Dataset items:
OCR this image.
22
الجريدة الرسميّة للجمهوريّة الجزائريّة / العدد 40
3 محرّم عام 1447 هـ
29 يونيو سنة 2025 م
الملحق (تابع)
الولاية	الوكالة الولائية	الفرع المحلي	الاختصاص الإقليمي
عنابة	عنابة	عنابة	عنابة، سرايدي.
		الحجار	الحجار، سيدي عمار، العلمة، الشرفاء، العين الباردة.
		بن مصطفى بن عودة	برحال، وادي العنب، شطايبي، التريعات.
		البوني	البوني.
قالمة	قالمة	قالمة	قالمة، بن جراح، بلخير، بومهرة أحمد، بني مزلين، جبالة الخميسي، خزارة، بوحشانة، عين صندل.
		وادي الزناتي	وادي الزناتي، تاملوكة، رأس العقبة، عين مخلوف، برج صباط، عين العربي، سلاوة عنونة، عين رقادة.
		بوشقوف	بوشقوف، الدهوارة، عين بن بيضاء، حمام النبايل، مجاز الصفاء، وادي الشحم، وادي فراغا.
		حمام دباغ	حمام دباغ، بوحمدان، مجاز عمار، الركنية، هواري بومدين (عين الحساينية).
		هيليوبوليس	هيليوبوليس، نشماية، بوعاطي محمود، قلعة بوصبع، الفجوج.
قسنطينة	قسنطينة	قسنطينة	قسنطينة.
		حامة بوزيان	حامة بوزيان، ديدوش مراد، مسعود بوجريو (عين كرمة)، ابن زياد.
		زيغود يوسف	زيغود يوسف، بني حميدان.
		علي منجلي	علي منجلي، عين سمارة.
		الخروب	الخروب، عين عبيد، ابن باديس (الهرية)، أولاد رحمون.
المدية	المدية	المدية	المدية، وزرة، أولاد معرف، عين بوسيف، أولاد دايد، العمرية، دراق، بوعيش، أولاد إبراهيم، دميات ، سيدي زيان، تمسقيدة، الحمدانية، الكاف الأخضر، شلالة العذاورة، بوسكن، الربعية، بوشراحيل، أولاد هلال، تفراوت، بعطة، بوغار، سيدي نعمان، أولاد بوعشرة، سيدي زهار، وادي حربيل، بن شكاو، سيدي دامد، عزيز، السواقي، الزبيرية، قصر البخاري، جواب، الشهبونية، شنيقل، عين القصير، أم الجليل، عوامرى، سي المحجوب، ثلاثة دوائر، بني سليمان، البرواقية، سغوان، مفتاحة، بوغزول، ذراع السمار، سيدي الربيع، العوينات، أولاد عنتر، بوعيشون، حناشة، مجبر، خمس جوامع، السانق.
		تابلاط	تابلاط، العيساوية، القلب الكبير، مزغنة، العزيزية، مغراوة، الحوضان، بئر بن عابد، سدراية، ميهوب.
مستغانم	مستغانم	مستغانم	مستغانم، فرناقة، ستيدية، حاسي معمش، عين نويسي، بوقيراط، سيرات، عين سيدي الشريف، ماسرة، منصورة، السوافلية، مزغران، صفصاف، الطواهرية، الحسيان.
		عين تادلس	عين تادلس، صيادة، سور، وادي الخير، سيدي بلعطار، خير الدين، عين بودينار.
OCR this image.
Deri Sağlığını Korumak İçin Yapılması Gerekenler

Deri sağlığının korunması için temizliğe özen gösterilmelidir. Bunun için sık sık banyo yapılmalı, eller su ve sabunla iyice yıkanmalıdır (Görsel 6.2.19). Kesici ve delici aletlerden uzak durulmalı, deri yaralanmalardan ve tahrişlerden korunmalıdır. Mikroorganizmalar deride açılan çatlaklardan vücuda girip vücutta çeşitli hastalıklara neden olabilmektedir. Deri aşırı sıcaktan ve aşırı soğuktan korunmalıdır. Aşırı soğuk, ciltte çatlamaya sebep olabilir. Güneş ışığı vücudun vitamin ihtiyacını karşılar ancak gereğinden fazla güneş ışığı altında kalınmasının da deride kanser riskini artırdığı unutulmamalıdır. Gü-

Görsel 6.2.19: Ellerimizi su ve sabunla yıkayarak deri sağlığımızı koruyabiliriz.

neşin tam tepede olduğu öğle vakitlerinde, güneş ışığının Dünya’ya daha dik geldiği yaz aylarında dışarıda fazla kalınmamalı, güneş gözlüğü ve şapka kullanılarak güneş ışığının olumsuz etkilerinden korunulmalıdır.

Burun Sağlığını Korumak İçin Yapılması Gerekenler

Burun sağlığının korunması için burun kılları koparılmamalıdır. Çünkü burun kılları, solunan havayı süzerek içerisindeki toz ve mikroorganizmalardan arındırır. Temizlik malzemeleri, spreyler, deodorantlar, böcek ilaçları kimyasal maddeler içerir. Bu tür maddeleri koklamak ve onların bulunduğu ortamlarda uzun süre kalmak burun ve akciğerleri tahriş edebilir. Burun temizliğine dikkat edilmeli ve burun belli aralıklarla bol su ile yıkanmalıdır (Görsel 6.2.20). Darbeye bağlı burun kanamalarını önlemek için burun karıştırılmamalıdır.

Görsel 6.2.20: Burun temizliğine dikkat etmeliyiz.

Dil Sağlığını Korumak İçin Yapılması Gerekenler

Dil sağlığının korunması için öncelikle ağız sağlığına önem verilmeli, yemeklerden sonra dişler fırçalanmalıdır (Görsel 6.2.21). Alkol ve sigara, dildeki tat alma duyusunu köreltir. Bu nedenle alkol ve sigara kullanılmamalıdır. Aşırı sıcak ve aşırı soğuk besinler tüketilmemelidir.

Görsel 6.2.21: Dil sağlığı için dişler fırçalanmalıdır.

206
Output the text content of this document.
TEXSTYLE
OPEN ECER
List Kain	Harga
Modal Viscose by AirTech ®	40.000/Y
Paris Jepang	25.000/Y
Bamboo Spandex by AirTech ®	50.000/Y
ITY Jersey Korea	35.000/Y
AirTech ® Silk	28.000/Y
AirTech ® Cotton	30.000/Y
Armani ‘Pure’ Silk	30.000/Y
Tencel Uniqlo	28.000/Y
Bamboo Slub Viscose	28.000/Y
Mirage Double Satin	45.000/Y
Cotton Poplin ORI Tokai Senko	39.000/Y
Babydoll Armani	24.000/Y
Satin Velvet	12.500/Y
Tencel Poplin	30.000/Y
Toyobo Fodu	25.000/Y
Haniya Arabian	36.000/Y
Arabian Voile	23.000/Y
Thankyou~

To be done:
Copy the material above verbatim.

Task response:
OCR this image.
22
الجريدة الرسميّة للجمهوريّة الجزائريّة / العدد 40
3 محرّم عام 1447 هـ
29 يونيو سنة 2025 م
الملحق (تابع)
الولاية	الوكالة الولائية	الفرع المحلي	الاختصاص الإقليمي
عنابة	عنابة	عنابة	عنابة، سرايدي.
		الحجار	الحجار، سيدي عمار، العلمة، الشرفاء، العين الباردة.
		بن مصطفى بن عودة	برحال، وادي العنب، شطايبي، التريعات.
		البوني	البوني.
قالمة	قالمة	قالمة	قالمة، بن جراح، بلخير، بومهرة أحمد، بني مزلين، جبالة الخميسي، خزارة، بوحشانة، عين صندل.
		وادي الزناتي	وادي الزناتي، تاملوكة، رأس العقبة، عين مخلوف، برج صباط، عين العربي، سلاوة عنونة، عين رقادة.
		بوشقوف	بوشقوف، الدهوارة، عين بن بيضاء، حمام النبايل، مجاز الصفاء، وادي الشحم، وادي فراغا.
		حمام دباغ	حمام دباغ، بوحمدان، مجاز عمار، الركنية، هواري بومدين (عين الحساينية).
		هيليوبوليس	هيليوبوليس، نشماية، بوعاطي محمود، قلعة بوصبع، الفجوج.
قسنطينة	قسنطينة	قسنطينة	قسنطينة.
		حامة بوزيان	حامة بوزيان، ديدوش مراد، مسعود بوجريو (عين كرمة)، ابن زياد.
		زيغود يوسف	زيغود يوسف، بني حميدان.
		علي منجلي	علي منجلي، عين سمارة.
		الخروب	الخروب، عين عبيد، ابن باديس (الهرية)، أولاد رحمون.
المدية	المدية	المدية	المدية، وزرة، أولاد معرف، عين بوسيف، أولاد دايد، العمرية، دراق، بوعيش، أولاد إبراهيم، دميات ، سيدي زيان، تمسقيدة، الحمدانية، الكاف الأخضر، شلالة العذاورة، بوسكن، الربعية، بوشراحيل، أولاد هلال، تفراوت، بعطة، بوغار، سيدي نعمان، أولاد بوعشرة، سيدي زهار، وادي حربيل، بن شكاو، سيدي دامد، عزيز، السواقي، الزبيرية، قصر البخاري، جواب، الشهبونية، شنيقل، عين القصير، أم الجليل، عوامرى، سي المحجوب، ثلاثة دوائر، بني سليمان، البرواقية، سغوان، مفتاحة، بوغزول، ذراع السمار، سيدي الربيع، العوينات، أولاد عنتر، بوعيشون، حناشة، مجبر، خمس جوامع، السانق.
		تابلاط	تابلاط، العيساوية، القلب الكبير، مزغنة، العزيزية، مغراوة، الحوضان، بئر بن عابد، سدراية، ميهوب.
مستغانم	مستغانم	مستغانم	مستغانم، فرناقة، ستيدية، حاسي معمش، عين نويسي، بوقيراط، سيرات، عين سيدي الشريف، ماسرة، منصورة، السوافلية، مزغران، صفصاف، الطواهرية، الحسيان.
		عين تادلس	عين تادلس، صيادة، سور، وادي الخير، سيدي بلعطار، خير الدين، عين بودينار.
OCR this image.
Deri Sağlığını Korumak İçin Yapılması Gerekenler

Deri sağlığının korunması için temizliğe özen gösterilmelidir. Bunun için sık sık banyo yapılmalı, eller su ve sabunla iyice yıkanmalıdır (Görsel 6.2.19). Kesici ve delici aletlerden uzak durulmalı, deri yaralanmalardan ve tahrişlerden korunmalıdır. Mikroorganizmalar deride açılan çatlaklardan vücuda girip vücutta çeşitli hastalıklara neden olabilmektedir. Deri aşırı sıcaktan ve aşırı soğuktan korunmalıdır. Aşırı soğuk, ciltte çatlamaya sebep olabilir. Güneş ışığı vücudun vitamin ihtiyacını karşılar ancak gereğinden fazla güneş ışığı altında kalınmasının da deride kanser riskini artırdığı unutulmamalıdır. Gü-

Görsel 6.2.19: Ellerimizi su ve sabunla yıkayarak deri sağlığımızı koruyabiliriz.

neşin tam tepede olduğu öğle vakitlerinde, güneş ışığının Dünya’ya daha dik geldiği yaz aylarında dışarıda fazla kalınmamalı, güneş gözlüğü ve şapka kullanılarak güneş ışığının olumsuz etkilerinden korunulmalıdır.

Burun Sağlığını Korumak İçin Yapılması Gerekenler

Burun sağlığının korunması için burun kılları koparılmamalıdır. Çünkü burun kılları, solunan havayı süzerek içerisindeki toz ve mikroorganizmalardan arındırır. Temizlik malzemeleri, spreyler, deodorantlar, böcek ilaçları kimyasal maddeler içerir. Bu tür maddeleri koklamak ve onların bulunduğu ortamlarda uzun süre kalmak burun ve akciğerleri tahriş edebilir. Burun temizliğine dikkat edilmeli ve burun belli aralıklarla bol su ile yıkanmalıdır (Görsel 6.2.20). Darbeye bağlı burun kanamalarını önlemek için burun karıştırılmamalıdır.

Görsel 6.2.20: Burun temizliğine dikkat etmeliyiz.

Dil Sağlığını Korumak İçin Yapılması Gerekenler

Dil sağlığının korunması için öncelikle ağız sağlığına önem verilmeli, yemeklerden sonra dişler fırçalanmalıdır (Görsel 6.2.21). Alkol ve sigara, dildeki tat alma duyusunu köreltir. Bu nedenle alkol ve sigara kullanılmamalıdır. Aşırı sıcak ve aşırı soğuk besinler tüketilmemelidir.

Görsel 6.2.21: Dil sağlığı için dişler fırçalanmalıdır.

206
Output the text content of this document.
TEXSTYLE
OPEN ECER
List Kain	Harga
Modal Viscose by AirTech ®	40.000/Y
Paris Jepang	25.000/Y
Bamboo Spandex by AirTech ®	50.000/Y
ITY Jersey Korea	35.000/Y
AirTech ® Silk	28.000/Y
AirTech ® Cotton	30.000/Y
Armani ‘Pure’ Silk	30.000/Y
Tencel Uniqlo	28.000/Y
Bamboo Slub Viscose	28.000/Y
Mirage Double Satin	45.000/Y
Cotton Poplin ORI Tokai Senko	39.000/Y
Babydoll Armani	24.000/Y
Satin Velvet	12.500/Y
Tencel Poplin	30.000/Y
Toyobo Fodu	25.000/Y
Haniya Arabian	36.000/Y
Arabian Voile	23.000/Y
Thankyou~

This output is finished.